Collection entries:
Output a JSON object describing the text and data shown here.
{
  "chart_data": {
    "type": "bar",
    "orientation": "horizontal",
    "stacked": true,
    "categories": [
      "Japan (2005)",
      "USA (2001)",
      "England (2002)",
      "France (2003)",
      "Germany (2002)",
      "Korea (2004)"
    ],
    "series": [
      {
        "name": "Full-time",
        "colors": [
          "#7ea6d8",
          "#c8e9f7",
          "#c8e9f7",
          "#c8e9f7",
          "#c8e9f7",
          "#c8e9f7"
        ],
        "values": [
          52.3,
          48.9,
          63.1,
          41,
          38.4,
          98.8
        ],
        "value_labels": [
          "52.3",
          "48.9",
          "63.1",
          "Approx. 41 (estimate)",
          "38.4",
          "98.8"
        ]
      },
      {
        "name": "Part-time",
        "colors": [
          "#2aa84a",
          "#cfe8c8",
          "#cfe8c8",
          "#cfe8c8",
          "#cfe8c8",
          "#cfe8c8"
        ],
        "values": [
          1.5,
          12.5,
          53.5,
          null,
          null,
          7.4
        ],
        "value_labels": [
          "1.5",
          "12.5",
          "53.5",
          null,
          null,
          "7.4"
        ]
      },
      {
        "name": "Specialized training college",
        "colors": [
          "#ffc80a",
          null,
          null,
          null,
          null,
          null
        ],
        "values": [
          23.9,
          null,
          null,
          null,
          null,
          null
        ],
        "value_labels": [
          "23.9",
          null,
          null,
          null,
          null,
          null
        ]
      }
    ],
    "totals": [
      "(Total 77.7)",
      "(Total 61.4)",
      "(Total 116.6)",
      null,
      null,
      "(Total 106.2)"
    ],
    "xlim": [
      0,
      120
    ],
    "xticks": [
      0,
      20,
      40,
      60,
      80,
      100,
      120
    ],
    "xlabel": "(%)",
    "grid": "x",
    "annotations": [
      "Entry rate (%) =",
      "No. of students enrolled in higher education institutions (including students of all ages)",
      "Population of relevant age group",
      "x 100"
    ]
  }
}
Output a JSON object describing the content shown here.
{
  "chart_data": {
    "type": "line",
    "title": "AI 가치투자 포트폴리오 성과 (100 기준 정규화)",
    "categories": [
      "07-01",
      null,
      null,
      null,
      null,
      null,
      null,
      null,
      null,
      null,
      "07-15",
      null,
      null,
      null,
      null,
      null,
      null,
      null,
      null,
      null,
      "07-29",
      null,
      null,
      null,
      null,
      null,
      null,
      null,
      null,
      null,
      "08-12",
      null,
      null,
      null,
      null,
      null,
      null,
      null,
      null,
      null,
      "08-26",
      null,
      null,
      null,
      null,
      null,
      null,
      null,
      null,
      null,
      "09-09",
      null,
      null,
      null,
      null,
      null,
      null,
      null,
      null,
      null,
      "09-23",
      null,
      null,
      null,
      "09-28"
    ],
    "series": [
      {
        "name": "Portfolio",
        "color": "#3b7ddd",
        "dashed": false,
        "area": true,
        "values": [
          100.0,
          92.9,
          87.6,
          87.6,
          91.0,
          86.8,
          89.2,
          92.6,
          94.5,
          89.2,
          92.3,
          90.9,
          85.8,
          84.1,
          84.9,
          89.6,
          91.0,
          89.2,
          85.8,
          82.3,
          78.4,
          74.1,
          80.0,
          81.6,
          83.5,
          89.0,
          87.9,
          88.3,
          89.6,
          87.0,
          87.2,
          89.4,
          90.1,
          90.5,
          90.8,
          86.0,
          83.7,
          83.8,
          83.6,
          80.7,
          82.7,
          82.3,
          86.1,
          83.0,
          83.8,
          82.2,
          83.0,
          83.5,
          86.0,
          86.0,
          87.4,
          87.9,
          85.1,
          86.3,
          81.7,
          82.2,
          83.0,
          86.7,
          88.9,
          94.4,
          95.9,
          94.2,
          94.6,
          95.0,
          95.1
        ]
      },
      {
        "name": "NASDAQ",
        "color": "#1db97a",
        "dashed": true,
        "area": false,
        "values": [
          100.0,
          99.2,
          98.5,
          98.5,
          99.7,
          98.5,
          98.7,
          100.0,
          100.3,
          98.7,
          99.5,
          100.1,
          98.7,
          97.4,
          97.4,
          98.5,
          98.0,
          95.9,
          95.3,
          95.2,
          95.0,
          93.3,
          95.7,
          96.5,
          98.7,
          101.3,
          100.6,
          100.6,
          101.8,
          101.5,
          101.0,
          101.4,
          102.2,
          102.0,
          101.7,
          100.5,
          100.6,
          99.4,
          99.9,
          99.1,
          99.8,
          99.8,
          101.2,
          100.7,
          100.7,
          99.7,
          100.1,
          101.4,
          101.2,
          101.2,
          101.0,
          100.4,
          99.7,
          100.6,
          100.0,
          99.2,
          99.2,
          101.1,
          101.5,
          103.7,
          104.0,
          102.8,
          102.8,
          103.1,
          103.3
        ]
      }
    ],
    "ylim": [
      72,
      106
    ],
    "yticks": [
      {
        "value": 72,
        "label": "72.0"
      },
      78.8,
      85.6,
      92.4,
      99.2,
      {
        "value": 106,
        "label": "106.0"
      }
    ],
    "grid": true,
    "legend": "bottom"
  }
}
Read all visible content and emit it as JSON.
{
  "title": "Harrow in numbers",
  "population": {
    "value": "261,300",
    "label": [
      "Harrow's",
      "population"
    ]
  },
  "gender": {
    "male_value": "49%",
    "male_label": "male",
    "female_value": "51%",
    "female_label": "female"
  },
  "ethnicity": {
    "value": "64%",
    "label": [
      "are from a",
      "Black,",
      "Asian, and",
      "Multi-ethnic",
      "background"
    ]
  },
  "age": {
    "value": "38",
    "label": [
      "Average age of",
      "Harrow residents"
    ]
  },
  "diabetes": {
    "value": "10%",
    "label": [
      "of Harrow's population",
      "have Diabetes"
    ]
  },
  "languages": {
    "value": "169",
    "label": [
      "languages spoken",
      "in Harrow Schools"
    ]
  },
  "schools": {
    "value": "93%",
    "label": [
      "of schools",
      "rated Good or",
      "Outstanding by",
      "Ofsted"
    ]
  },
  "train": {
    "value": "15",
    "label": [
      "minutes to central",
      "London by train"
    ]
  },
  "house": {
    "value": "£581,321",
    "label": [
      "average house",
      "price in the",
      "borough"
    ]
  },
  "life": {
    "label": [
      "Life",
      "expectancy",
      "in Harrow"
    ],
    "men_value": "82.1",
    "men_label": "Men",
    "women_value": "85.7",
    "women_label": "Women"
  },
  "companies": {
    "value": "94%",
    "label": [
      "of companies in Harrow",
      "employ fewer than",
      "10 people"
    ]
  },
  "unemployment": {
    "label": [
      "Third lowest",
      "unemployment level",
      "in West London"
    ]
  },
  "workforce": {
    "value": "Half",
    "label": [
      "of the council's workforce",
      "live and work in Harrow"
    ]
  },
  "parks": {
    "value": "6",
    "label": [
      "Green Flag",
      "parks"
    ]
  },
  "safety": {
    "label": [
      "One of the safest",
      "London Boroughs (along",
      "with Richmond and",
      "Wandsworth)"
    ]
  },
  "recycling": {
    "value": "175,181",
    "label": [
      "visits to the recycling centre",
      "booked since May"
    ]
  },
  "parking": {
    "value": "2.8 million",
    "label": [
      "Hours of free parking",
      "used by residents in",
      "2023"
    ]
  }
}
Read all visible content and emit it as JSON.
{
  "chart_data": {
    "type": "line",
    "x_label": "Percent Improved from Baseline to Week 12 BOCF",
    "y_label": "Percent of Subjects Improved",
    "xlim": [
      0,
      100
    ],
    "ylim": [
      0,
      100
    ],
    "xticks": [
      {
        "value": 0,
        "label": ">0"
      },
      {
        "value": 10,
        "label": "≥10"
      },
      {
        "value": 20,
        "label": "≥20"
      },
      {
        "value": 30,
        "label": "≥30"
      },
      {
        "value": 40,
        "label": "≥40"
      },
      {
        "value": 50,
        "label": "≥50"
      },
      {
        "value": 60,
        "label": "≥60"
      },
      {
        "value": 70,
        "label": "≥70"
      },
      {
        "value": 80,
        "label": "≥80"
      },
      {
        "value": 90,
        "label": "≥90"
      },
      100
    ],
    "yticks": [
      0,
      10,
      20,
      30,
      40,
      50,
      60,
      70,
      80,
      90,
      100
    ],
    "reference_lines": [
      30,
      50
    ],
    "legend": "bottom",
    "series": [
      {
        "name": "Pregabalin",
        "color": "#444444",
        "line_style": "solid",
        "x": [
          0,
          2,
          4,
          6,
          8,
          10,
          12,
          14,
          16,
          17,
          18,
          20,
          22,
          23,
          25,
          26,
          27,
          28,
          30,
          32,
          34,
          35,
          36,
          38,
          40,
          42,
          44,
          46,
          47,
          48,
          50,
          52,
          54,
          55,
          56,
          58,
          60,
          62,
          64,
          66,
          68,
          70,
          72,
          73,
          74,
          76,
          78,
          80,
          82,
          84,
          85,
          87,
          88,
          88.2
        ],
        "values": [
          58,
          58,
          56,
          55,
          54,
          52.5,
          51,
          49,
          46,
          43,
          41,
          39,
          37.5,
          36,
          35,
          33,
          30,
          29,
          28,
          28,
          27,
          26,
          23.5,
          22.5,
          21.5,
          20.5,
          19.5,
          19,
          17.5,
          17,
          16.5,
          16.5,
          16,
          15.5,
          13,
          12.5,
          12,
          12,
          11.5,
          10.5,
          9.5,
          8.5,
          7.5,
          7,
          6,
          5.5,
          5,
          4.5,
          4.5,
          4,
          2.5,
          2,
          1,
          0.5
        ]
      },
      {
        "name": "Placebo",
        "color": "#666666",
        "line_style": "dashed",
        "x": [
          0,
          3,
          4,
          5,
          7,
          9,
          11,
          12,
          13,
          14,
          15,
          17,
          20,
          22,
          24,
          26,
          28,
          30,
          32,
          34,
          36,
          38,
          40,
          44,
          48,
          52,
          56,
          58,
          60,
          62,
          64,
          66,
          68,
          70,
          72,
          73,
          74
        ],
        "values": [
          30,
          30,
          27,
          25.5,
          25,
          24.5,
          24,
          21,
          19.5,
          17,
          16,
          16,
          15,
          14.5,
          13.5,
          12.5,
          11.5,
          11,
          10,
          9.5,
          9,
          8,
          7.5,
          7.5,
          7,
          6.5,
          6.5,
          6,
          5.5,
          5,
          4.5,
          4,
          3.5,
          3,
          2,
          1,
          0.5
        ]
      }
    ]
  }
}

▶ [What you should do]: Find every line that has "here" in it, then return those lines.

▶ [Worked answer]:
Output a JSON object describing the text and data shown here.
Output a JSON object describing the content shown here.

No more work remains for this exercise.